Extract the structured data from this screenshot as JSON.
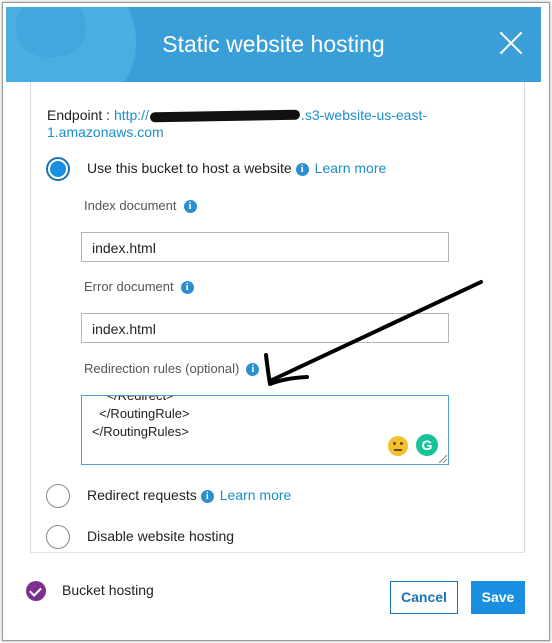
{
  "dialog": {
    "title": "Static website hosting",
    "endpoint_label": "Endpoint : ",
    "endpoint_prefix": "http://",
    "endpoint_suffix": ".s3-website-us-east-1.amazonaws.com"
  },
  "options": [
    {
      "label": "Use this bucket to host a website",
      "link": "Learn more",
      "selected": true
    },
    {
      "label": "Redirect requests",
      "link": "Learn more",
      "selected": false
    },
    {
      "label": "Disable website hosting",
      "selected": false
    }
  ],
  "fields": {
    "index_label": "Index document",
    "index_value": "index.html",
    "error_label": "Error document",
    "error_value": "index.html",
    "redirection_label": "Redirection rules (optional)",
    "redirection_lines": [
      "    </Redirect>",
      "  </RoutingRule>",
      "</RoutingRules>"
    ]
  },
  "footer": {
    "status_label": "Bucket hosting",
    "cancel": "Cancel",
    "save": "Save"
  },
  "colors": {
    "header": "#3a9fd8",
    "primary": "#1a8ee0",
    "link": "#1a8ec9",
    "status_check": "#7b2f8e"
  },
  "icons": {
    "info": "info-icon",
    "close": "close-icon",
    "emoji": "neutral-face-icon",
    "grammarly": "grammarly-icon"
  }
}
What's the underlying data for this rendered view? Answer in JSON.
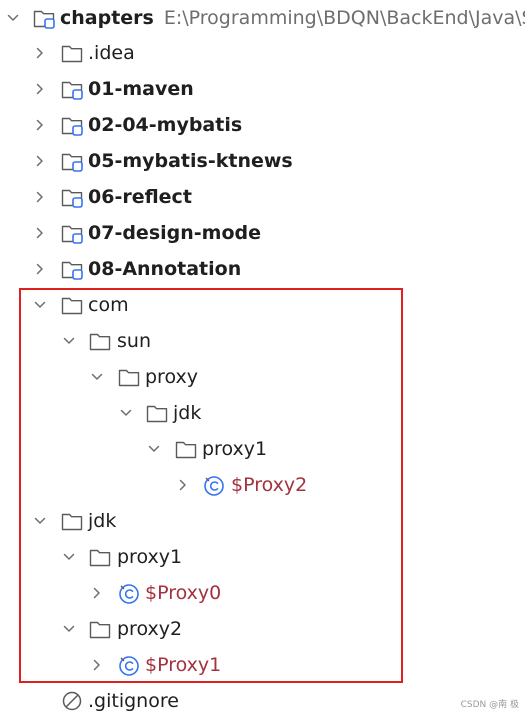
{
  "tree": {
    "root": {
      "name": "chapters",
      "path": "E:\\Programming\\BDQN\\BackEnd\\Java\\SS"
    },
    "items": [
      {
        "name": ".idea"
      },
      {
        "name": "01-maven"
      },
      {
        "name": "02-04-mybatis"
      },
      {
        "name": "05-mybatis-ktnews"
      },
      {
        "name": "06-reflect"
      },
      {
        "name": "07-design-mode"
      },
      {
        "name": "08-Annotation"
      },
      {
        "name": "com"
      },
      {
        "name": "sun"
      },
      {
        "name": "proxy"
      },
      {
        "name": "jdk"
      },
      {
        "name": "proxy1"
      },
      {
        "name": "$Proxy2"
      },
      {
        "name": "jdk"
      },
      {
        "name": "proxy1"
      },
      {
        "name": "$Proxy0"
      },
      {
        "name": "proxy2"
      },
      {
        "name": "$Proxy1"
      },
      {
        "name": ".gitignore"
      }
    ]
  },
  "watermark": "CSDN @南 极",
  "colors": {
    "class_name": "#a2323d",
    "highlight_border": "#e02020",
    "module_badge": "#3574f0"
  },
  "icons": [
    "chevron-down-icon",
    "chevron-right-icon",
    "folder-icon",
    "module-folder-icon",
    "class-icon",
    "ignore-file-icon"
  ]
}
- - - -
> _WHAT IS ASKED_: Print, exactly and only, the lines running from the line with "What's the underlying" through the last line of the data, including both. Skip any picture.

> _TASK RESULT_:
What's the underlying data for this rendered view? Answer in JSON.
{
  "tree": {
    "root": {
      "name": "chapters",
      "path": "E:\\Programming\\BDQN\\BackEnd\\Java\\SS"
    },
    "items": [
      {
        "name": ".idea"
      },
      {
        "name": "01-maven"
      },
      {
        "name": "02-04-mybatis"
      },
      {
        "name": "05-mybatis-ktnews"
      },
      {
        "name": "06-reflect"
      },
      {
        "name": "07-design-mode"
      },
      {
        "name": "08-Annotation"
      },
      {
        "name": "com"
      },
      {
        "name": "sun"
      },
      {
        "name": "proxy"
      },
      {
        "name": "jdk"
      },
      {
        "name": "proxy1"
      },
      {
        "name": "$Proxy2"
      },
      {
        "name": "jdk"
      },
      {
        "name": "proxy1"
      },
      {
        "name": "$Proxy0"
      },
      {
        "name": "proxy2"
      },
      {
        "name": "$Proxy1"
      },
      {
        "name": ".gitignore"
      }
    ]
  },
  "watermark": "CSDN @南 极",
  "colors": {
    "class_name": "#a2323d",
    "highlight_border": "#e02020",
    "module_badge": "#3574f0"
  },
  "icons": [
    "chevron-down-icon",
    "chevron-right-icon",
    "folder-icon",
    "module-folder-icon",
    "class-icon",
    "ignore-file-icon"
  ]
}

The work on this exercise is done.